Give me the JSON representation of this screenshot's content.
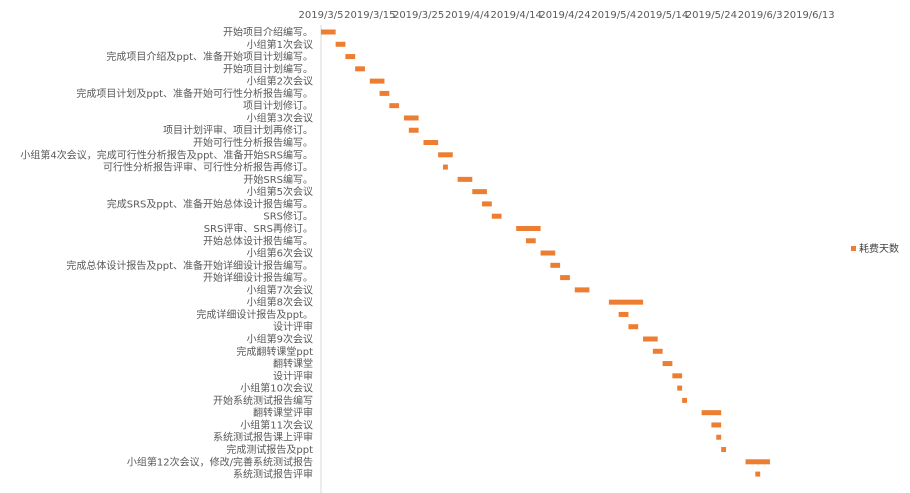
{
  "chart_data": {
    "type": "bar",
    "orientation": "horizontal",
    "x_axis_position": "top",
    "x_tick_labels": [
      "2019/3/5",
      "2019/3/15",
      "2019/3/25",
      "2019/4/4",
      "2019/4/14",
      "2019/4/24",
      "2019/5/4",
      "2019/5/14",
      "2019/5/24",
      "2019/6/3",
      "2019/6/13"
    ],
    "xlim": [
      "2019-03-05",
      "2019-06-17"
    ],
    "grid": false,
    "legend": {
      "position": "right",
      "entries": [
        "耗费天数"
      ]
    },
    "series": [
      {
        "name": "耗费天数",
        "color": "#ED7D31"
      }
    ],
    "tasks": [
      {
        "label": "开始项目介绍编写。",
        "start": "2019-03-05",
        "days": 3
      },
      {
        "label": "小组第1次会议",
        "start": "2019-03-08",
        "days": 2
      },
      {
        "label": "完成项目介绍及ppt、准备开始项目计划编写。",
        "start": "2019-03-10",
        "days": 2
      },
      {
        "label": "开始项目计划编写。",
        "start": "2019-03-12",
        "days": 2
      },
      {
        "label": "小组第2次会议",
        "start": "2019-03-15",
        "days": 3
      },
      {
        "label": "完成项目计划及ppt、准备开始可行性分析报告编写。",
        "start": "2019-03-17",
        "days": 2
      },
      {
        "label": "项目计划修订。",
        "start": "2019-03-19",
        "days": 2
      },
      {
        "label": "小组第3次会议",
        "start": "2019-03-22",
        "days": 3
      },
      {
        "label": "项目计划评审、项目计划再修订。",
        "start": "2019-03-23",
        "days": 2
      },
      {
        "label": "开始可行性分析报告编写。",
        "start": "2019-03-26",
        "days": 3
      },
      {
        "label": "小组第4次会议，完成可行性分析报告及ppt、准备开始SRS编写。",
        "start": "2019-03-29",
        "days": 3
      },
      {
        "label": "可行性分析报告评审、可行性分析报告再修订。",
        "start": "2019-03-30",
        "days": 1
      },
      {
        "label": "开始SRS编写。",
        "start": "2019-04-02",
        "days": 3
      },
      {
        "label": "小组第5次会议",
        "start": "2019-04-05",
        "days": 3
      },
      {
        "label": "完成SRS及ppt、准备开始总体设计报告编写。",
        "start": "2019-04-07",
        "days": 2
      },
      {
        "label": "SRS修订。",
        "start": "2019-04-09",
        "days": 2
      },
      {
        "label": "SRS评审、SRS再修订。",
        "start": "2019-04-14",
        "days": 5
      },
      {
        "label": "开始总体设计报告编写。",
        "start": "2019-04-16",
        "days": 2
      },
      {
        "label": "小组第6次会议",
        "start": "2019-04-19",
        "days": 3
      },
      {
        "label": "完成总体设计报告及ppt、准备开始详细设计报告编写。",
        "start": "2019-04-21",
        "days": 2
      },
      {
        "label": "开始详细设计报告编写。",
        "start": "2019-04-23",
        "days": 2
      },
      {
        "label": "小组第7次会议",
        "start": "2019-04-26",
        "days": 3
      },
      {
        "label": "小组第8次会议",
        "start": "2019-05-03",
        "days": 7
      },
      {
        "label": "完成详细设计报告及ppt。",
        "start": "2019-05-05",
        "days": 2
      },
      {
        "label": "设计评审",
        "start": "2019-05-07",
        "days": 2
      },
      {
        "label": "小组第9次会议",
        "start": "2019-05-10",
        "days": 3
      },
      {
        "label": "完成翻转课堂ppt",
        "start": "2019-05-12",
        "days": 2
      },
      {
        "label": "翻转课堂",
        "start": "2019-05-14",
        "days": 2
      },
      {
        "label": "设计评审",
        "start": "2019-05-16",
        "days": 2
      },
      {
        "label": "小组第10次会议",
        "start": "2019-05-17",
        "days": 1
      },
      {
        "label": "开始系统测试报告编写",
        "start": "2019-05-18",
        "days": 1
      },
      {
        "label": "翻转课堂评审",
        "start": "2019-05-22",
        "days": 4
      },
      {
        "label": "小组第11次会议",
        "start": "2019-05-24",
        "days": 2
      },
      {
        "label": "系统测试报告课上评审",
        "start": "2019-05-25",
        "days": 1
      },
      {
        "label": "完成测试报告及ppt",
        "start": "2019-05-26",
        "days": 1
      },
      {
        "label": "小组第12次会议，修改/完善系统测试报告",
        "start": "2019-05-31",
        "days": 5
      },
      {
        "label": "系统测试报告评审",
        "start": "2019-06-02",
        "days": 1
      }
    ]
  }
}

▸ OBJECTIVE: Output the data exactly. Pictures don't belong in the result.

▸ EXERCISE OUTPUT:
Give me the JSON representation of this screenshot's content.
{
  "chart_data": {
    "type": "bar",
    "orientation": "horizontal",
    "x_axis_position": "top",
    "x_tick_labels": [
      "2019/3/5",
      "2019/3/15",
      "2019/3/25",
      "2019/4/4",
      "2019/4/14",
      "2019/4/24",
      "2019/5/4",
      "2019/5/14",
      "2019/5/24",
      "2019/6/3",
      "2019/6/13"
    ],
    "xlim": [
      "2019-03-05",
      "2019-06-17"
    ],
    "grid": false,
    "legend": {
      "position": "right",
      "entries": [
        "耗费天数"
      ]
    },
    "series": [
      {
        "name": "耗费天数",
        "color": "#ED7D31"
      }
    ],
    "tasks": [
      {
        "label": "开始项目介绍编写。",
        "start": "2019-03-05",
        "days": 3
      },
      {
        "label": "小组第1次会议",
        "start": "2019-03-08",
        "days": 2
      },
      {
        "label": "完成项目介绍及ppt、准备开始项目计划编写。",
        "start": "2019-03-10",
        "days": 2
      },
      {
        "label": "开始项目计划编写。",
        "start": "2019-03-12",
        "days": 2
      },
      {
        "label": "小组第2次会议",
        "start": "2019-03-15",
        "days": 3
      },
      {
        "label": "完成项目计划及ppt、准备开始可行性分析报告编写。",
        "start": "2019-03-17",
        "days": 2
      },
      {
        "label": "项目计划修订。",
        "start": "2019-03-19",
        "days": 2
      },
      {
        "label": "小组第3次会议",
        "start": "2019-03-22",
        "days": 3
      },
      {
        "label": "项目计划评审、项目计划再修订。",
        "start": "2019-03-23",
        "days": 2
      },
      {
        "label": "开始可行性分析报告编写。",
        "start": "2019-03-26",
        "days": 3
      },
      {
        "label": "小组第4次会议，完成可行性分析报告及ppt、准备开始SRS编写。",
        "start": "2019-03-29",
        "days": 3
      },
      {
        "label": "可行性分析报告评审、可行性分析报告再修订。",
        "start": "2019-03-30",
        "days": 1
      },
      {
        "label": "开始SRS编写。",
        "start": "2019-04-02",
        "days": 3
      },
      {
        "label": "小组第5次会议",
        "start": "2019-04-05",
        "days": 3
      },
      {
        "label": "完成SRS及ppt、准备开始总体设计报告编写。",
        "start": "2019-04-07",
        "days": 2
      },
      {
        "label": "SRS修订。",
        "start": "2019-04-09",
        "days": 2
      },
      {
        "label": "SRS评审、SRS再修订。",
        "start": "2019-04-14",
        "days": 5
      },
      {
        "label": "开始总体设计报告编写。",
        "start": "2019-04-16",
        "days": 2
      },
      {
        "label": "小组第6次会议",
        "start": "2019-04-19",
        "days": 3
      },
      {
        "label": "完成总体设计报告及ppt、准备开始详细设计报告编写。",
        "start": "2019-04-21",
        "days": 2
      },
      {
        "label": "开始详细设计报告编写。",
        "start": "2019-04-23",
        "days": 2
      },
      {
        "label": "小组第7次会议",
        "start": "2019-04-26",
        "days": 3
      },
      {
        "label": "小组第8次会议",
        "start": "2019-05-03",
        "days": 7
      },
      {
        "label": "完成详细设计报告及ppt。",
        "start": "2019-05-05",
        "days": 2
      },
      {
        "label": "设计评审",
        "start": "2019-05-07",
        "days": 2
      },
      {
        "label": "小组第9次会议",
        "start": "2019-05-10",
        "days": 3
      },
      {
        "label": "完成翻转课堂ppt",
        "start": "2019-05-12",
        "days": 2
      },
      {
        "label": "翻转课堂",
        "start": "2019-05-14",
        "days": 2
      },
      {
        "label": "设计评审",
        "start": "2019-05-16",
        "days": 2
      },
      {
        "label": "小组第10次会议",
        "start": "2019-05-17",
        "days": 1
      },
      {
        "label": "开始系统测试报告编写",
        "start": "2019-05-18",
        "days": 1
      },
      {
        "label": "翻转课堂评审",
        "start": "2019-05-22",
        "days": 4
      },
      {
        "label": "小组第11次会议",
        "start": "2019-05-24",
        "days": 2
      },
      {
        "label": "系统测试报告课上评审",
        "start": "2019-05-25",
        "days": 1
      },
      {
        "label": "完成测试报告及ppt",
        "start": "2019-05-26",
        "days": 1
      },
      {
        "label": "小组第12次会议，修改/完善系统测试报告",
        "start": "2019-05-31",
        "days": 5
      },
      {
        "label": "系统测试报告评审",
        "start": "2019-06-02",
        "days": 1
      }
    ]
  }
}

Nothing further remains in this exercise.